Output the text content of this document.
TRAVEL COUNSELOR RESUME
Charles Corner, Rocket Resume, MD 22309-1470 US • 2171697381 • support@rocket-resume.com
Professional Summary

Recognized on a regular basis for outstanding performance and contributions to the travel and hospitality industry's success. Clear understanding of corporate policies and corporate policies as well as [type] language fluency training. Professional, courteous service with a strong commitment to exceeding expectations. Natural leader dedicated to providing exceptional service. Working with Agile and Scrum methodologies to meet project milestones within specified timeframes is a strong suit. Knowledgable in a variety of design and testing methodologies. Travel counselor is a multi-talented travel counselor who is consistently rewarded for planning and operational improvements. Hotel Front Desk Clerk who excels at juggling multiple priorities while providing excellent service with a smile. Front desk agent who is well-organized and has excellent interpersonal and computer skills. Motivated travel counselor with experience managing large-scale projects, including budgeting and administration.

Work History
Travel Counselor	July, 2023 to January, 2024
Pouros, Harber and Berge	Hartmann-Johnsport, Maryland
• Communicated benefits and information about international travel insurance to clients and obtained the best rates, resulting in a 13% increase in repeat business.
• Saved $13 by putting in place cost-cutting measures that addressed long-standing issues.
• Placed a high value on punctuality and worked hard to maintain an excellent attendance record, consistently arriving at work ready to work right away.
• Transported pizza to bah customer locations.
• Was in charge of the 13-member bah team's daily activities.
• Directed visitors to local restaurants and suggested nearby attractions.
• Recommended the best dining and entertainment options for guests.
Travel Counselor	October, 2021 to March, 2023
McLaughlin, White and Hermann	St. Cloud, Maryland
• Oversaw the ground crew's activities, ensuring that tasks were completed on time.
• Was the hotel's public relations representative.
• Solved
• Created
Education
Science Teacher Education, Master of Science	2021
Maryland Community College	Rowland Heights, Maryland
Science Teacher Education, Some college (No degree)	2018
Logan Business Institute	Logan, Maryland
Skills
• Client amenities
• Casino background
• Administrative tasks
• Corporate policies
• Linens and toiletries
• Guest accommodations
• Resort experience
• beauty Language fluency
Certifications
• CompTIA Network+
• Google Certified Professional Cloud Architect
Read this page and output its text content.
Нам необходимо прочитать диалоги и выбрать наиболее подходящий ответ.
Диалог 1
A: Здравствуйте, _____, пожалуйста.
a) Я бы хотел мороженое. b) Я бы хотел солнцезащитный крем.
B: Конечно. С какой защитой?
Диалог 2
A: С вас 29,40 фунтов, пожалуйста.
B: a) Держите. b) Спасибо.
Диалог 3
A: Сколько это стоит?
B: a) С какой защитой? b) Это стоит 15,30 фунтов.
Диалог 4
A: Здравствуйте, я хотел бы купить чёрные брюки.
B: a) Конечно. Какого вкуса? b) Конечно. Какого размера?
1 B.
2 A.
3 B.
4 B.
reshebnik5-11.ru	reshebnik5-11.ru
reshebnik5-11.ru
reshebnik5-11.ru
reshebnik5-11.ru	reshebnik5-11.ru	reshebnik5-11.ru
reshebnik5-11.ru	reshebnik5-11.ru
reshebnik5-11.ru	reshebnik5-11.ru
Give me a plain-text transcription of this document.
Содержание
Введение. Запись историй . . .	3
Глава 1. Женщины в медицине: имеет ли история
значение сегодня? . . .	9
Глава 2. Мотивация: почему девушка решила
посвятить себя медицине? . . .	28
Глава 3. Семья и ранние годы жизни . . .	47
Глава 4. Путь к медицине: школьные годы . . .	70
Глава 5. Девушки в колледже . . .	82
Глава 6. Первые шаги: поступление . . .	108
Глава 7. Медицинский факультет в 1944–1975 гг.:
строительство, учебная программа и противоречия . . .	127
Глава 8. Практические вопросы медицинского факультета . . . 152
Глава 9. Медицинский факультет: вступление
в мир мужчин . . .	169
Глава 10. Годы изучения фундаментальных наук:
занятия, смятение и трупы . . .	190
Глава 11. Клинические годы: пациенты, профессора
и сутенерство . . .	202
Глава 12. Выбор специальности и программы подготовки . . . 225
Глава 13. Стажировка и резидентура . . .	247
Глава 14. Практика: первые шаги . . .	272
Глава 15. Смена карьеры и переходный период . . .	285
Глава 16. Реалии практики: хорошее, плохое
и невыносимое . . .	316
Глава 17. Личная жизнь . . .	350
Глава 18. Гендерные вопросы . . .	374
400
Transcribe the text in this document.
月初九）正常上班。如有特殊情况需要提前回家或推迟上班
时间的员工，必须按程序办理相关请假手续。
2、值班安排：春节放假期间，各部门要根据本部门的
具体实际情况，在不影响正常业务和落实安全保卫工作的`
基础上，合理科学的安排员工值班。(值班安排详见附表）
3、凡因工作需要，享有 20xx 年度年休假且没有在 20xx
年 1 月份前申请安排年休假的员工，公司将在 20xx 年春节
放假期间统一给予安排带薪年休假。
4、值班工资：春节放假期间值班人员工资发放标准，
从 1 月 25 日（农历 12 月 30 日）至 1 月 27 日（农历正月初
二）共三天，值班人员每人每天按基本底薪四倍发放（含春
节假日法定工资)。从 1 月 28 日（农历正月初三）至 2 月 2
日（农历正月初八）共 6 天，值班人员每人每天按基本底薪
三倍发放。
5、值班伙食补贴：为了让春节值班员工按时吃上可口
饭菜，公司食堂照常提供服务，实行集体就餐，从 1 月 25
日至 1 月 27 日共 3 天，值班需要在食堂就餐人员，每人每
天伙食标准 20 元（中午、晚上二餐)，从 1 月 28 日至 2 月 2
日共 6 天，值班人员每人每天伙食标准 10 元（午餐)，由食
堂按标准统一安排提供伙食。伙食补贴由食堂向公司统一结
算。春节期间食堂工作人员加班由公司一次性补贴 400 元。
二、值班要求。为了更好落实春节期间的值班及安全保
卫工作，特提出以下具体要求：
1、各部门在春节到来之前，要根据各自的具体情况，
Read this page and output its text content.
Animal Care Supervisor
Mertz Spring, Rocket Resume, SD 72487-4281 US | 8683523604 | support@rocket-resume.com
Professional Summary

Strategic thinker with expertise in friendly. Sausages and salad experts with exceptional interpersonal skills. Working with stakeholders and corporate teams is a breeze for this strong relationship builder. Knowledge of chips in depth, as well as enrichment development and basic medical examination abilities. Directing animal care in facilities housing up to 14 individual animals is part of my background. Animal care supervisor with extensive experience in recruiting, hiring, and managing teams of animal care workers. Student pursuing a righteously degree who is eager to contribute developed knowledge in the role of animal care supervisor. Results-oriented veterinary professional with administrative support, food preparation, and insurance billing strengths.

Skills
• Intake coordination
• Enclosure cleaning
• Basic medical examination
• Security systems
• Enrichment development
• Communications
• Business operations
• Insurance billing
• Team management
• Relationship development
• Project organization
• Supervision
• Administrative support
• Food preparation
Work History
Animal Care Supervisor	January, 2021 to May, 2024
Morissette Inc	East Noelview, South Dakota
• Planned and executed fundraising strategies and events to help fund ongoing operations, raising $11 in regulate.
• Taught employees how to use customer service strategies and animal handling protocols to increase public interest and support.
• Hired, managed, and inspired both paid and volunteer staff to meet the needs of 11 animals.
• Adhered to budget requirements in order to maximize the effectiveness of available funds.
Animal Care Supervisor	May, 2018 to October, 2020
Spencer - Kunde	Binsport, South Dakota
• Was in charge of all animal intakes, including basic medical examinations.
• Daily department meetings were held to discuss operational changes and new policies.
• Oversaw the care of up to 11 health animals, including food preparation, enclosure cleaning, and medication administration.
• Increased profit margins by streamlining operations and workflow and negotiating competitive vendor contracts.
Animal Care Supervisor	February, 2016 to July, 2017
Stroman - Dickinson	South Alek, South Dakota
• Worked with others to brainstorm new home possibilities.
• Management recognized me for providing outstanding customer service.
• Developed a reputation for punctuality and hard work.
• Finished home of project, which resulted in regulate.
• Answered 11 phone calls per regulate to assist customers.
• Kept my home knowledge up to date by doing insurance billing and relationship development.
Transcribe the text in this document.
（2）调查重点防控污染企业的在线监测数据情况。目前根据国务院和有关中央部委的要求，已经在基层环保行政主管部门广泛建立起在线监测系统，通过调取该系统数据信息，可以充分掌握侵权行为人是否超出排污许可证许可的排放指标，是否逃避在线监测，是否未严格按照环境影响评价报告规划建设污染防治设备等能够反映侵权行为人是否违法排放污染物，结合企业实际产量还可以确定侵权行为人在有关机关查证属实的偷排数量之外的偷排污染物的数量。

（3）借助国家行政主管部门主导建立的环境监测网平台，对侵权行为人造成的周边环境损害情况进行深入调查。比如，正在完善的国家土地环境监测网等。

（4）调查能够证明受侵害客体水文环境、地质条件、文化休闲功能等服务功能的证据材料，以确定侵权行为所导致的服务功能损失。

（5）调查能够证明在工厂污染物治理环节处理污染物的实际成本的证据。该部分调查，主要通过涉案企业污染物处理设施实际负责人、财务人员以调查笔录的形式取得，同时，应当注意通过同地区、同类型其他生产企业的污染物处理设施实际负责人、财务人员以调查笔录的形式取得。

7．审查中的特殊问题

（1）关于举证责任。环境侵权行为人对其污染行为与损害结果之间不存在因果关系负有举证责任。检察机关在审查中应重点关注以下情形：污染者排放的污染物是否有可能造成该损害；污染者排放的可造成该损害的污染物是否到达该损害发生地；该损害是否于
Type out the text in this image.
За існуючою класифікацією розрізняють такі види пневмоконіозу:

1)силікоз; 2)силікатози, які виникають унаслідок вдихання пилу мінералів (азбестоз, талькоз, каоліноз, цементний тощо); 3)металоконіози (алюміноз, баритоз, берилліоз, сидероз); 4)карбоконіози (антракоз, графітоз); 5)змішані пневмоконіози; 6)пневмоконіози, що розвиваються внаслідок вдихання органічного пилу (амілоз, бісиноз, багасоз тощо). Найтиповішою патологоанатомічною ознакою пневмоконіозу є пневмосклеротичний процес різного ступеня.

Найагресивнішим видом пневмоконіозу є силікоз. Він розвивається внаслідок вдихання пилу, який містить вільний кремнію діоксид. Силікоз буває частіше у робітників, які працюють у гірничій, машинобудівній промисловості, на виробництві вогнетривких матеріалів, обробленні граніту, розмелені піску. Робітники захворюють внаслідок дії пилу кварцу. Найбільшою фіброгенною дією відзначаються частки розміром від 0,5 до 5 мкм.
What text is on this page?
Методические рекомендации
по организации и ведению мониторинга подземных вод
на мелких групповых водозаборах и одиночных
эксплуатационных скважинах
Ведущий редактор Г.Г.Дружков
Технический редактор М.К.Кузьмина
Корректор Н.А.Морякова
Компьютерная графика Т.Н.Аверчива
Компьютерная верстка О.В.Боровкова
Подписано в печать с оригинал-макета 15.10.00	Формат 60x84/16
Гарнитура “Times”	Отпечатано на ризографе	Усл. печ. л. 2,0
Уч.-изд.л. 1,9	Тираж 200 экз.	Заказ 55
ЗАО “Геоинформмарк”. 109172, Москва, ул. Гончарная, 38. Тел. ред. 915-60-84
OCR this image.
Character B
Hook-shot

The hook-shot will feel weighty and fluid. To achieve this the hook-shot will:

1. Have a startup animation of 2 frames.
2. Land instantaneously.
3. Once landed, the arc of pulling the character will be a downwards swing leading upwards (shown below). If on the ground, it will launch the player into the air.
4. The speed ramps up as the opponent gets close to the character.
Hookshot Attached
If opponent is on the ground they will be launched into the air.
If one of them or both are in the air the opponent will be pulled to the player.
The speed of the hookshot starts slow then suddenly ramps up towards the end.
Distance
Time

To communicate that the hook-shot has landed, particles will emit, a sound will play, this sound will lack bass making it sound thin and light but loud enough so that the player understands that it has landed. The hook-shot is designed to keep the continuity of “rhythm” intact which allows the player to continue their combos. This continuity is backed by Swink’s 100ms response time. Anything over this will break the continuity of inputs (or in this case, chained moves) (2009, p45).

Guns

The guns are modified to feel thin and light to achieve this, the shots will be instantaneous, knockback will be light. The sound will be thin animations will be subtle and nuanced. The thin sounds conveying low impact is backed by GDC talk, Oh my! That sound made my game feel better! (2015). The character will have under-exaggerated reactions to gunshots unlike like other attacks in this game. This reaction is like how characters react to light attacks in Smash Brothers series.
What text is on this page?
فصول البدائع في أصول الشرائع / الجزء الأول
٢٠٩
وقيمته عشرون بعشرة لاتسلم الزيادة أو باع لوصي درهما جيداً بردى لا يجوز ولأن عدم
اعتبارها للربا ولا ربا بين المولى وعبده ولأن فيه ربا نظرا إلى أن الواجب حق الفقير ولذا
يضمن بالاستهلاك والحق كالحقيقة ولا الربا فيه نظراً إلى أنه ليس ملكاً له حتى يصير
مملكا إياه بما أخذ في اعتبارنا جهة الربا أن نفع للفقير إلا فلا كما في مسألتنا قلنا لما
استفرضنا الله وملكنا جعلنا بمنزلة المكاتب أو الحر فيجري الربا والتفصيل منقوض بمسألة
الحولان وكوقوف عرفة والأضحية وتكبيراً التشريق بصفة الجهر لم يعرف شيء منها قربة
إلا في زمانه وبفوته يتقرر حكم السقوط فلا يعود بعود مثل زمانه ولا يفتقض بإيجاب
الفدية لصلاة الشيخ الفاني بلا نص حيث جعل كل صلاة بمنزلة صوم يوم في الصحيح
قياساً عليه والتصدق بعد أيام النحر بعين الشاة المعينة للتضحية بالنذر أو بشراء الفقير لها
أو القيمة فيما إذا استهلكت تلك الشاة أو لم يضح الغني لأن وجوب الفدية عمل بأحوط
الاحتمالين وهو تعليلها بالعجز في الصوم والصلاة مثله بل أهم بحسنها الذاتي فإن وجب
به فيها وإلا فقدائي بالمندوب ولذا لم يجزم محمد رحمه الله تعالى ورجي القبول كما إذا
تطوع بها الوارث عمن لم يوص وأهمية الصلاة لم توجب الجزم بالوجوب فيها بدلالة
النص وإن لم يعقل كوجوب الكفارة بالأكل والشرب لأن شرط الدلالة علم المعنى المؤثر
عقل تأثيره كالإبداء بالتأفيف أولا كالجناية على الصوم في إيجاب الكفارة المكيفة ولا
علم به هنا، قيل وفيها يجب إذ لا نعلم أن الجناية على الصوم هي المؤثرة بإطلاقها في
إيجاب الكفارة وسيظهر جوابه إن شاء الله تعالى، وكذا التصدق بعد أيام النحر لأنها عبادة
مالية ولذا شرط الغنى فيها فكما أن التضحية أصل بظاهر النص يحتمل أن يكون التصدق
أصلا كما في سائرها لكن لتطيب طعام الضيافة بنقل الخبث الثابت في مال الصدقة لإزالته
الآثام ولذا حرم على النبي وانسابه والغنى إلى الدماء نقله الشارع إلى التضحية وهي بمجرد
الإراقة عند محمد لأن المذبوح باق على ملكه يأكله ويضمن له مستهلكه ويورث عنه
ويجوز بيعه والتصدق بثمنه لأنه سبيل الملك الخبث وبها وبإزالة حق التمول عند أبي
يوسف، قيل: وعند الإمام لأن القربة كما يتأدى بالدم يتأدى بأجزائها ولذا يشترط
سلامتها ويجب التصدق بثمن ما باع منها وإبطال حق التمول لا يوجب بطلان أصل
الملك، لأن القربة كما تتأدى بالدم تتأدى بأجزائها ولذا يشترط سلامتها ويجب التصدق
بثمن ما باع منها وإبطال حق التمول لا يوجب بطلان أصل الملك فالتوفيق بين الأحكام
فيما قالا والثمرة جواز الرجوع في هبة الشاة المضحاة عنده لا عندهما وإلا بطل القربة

◇ ◇ ◇

What is expected –
Report the number of lines above containing the word "الربا", with no other text.

Answer to this exercise –
3